■ Do this:
Each record must be retyped in full. No character may differ.

■ Supplied records:
━━━━━━━━━━━━━━━━━━━━━━━━━━━━━━
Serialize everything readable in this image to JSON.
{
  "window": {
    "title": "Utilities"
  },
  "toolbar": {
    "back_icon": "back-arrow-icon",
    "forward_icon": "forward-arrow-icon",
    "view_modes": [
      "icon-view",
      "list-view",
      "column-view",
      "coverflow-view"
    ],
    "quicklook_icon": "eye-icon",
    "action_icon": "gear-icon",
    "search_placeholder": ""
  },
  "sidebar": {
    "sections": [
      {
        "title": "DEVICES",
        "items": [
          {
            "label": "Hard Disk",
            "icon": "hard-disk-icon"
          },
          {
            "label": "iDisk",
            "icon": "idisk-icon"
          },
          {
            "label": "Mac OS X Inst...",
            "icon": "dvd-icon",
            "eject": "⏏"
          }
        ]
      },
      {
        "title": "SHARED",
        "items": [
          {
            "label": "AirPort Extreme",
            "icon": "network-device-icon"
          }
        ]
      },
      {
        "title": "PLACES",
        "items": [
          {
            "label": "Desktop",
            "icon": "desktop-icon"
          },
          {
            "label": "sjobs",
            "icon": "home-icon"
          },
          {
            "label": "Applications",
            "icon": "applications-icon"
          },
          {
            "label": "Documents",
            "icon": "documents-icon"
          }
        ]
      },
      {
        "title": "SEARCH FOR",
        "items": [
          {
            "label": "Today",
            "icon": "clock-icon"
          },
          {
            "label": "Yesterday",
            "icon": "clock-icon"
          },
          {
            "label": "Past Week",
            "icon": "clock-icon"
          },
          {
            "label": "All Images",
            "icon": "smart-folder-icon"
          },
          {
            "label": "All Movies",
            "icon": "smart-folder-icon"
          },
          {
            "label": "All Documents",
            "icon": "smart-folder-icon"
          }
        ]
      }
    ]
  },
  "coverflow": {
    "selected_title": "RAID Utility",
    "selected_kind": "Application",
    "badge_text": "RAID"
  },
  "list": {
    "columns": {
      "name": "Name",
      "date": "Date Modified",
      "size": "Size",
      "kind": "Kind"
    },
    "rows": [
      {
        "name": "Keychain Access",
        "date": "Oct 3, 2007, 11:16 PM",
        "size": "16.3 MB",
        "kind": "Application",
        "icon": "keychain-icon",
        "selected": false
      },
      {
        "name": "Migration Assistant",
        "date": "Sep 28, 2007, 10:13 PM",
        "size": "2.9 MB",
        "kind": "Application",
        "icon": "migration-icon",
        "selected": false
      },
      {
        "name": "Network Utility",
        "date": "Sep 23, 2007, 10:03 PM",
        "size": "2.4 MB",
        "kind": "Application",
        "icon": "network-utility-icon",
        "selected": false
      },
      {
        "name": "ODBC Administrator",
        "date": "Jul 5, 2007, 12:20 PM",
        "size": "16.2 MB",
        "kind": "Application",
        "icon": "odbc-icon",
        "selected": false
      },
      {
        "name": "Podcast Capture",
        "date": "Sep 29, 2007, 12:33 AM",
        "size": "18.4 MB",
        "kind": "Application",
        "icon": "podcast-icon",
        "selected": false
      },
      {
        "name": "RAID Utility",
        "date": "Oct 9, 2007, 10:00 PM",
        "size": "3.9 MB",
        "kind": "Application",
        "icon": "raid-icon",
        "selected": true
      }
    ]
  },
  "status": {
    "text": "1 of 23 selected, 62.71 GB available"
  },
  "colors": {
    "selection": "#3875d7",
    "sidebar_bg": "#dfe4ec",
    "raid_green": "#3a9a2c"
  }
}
━━━━━━━━━━━━━━━━━━━━━━━━━━━━━━
■ Response to the exercise:
Serialize everything readable in this image to JSON.
{
  "window": {
    "title": "Utilities"
  },
  "toolbar": {
    "back_icon": "back-arrow-icon",
    "forward_icon": "forward-arrow-icon",
    "view_modes": [
      "icon-view",
      "list-view",
      "column-view",
      "coverflow-view"
    ],
    "quicklook_icon": "eye-icon",
    "action_icon": "gear-icon",
    "search_placeholder": ""
  },
  "sidebar": {
    "sections": [
      {
        "title": "DEVICES",
        "items": [
          {
            "label": "Hard Disk",
            "icon": "hard-disk-icon"
          },
          {
            "label": "iDisk",
            "icon": "idisk-icon"
          },
          {
            "label": "Mac OS X Inst...",
            "icon": "dvd-icon",
            "eject": "⏏"
          }
        ]
      },
      {
        "title": "SHARED",
        "items": [
          {
            "label": "AirPort Extreme",
            "icon": "network-device-icon"
          }
        ]
      },
      {
        "title": "PLACES",
        "items": [
          {
            "label": "Desktop",
            "icon": "desktop-icon"
          },
          {
            "label": "sjobs",
            "icon": "home-icon"
          },
          {
            "label": "Applications",
            "icon": "applications-icon"
          },
          {
            "label": "Documents",
            "icon": "documents-icon"
          }
        ]
      },
      {
        "title": "SEARCH FOR",
        "items": [
          {
            "label": "Today",
            "icon": "clock-icon"
          },
          {
            "label": "Yesterday",
            "icon": "clock-icon"
          },
          {
            "label": "Past Week",
            "icon": "clock-icon"
          },
          {
            "label": "All Images",
            "icon": "smart-folder-icon"
          },
          {
            "label": "All Movies",
            "icon": "smart-folder-icon"
          },
          {
            "label": "All Documents",
            "icon": "smart-folder-icon"
          }
        ]
      }
    ]
  },
  "coverflow": {
    "selected_title": "RAID Utility",
    "selected_kind": "Application",
    "badge_text": "RAID"
  },
  "list": {
    "columns": {
      "name": "Name",
      "date": "Date Modified",
      "size": "Size",
      "kind": "Kind"
    },
    "rows": [
      {
        "name": "Keychain Access",
        "date": "Oct 3, 2007, 11:16 PM",
        "size": "16.3 MB",
        "kind": "Application",
        "icon": "keychain-icon",
        "selected": false
      },
      {
        "name": "Migration Assistant",
        "date": "Sep 28, 2007, 10:13 PM",
        "size": "2.9 MB",
        "kind": "Application",
        "icon": "migration-icon",
        "selected": false
      },
      {
        "name": "Network Utility",
        "date": "Sep 23, 2007, 10:03 PM",
        "size": "2.4 MB",
        "kind": "Application",
        "icon": "network-utility-icon",
        "selected": false
      },
      {
        "name": "ODBC Administrator",
        "date": "Jul 5, 2007, 12:20 PM",
        "size": "16.2 MB",
        "kind": "Application",
        "icon": "odbc-icon",
        "selected": false
      },
      {
        "name": "Podcast Capture",
        "date": "Sep 29, 2007, 12:33 AM",
        "size": "18.4 MB",
        "kind": "Application",
        "icon": "podcast-icon",
        "selected": false
      },
      {
        "name": "RAID Utility",
        "date": "Oct 9, 2007, 10:00 PM",
        "size": "3.9 MB",
        "kind": "Application",
        "icon": "raid-icon",
        "selected": true
      }
    ]
  },
  "status": {
    "text": "1 of 23 selected, 62.71 GB available"
  },
  "colors": {
    "selection": "#3875d7",
    "sidebar_bg": "#dfe4ec",
    "raid_green": "#3a9a2c"
  }
}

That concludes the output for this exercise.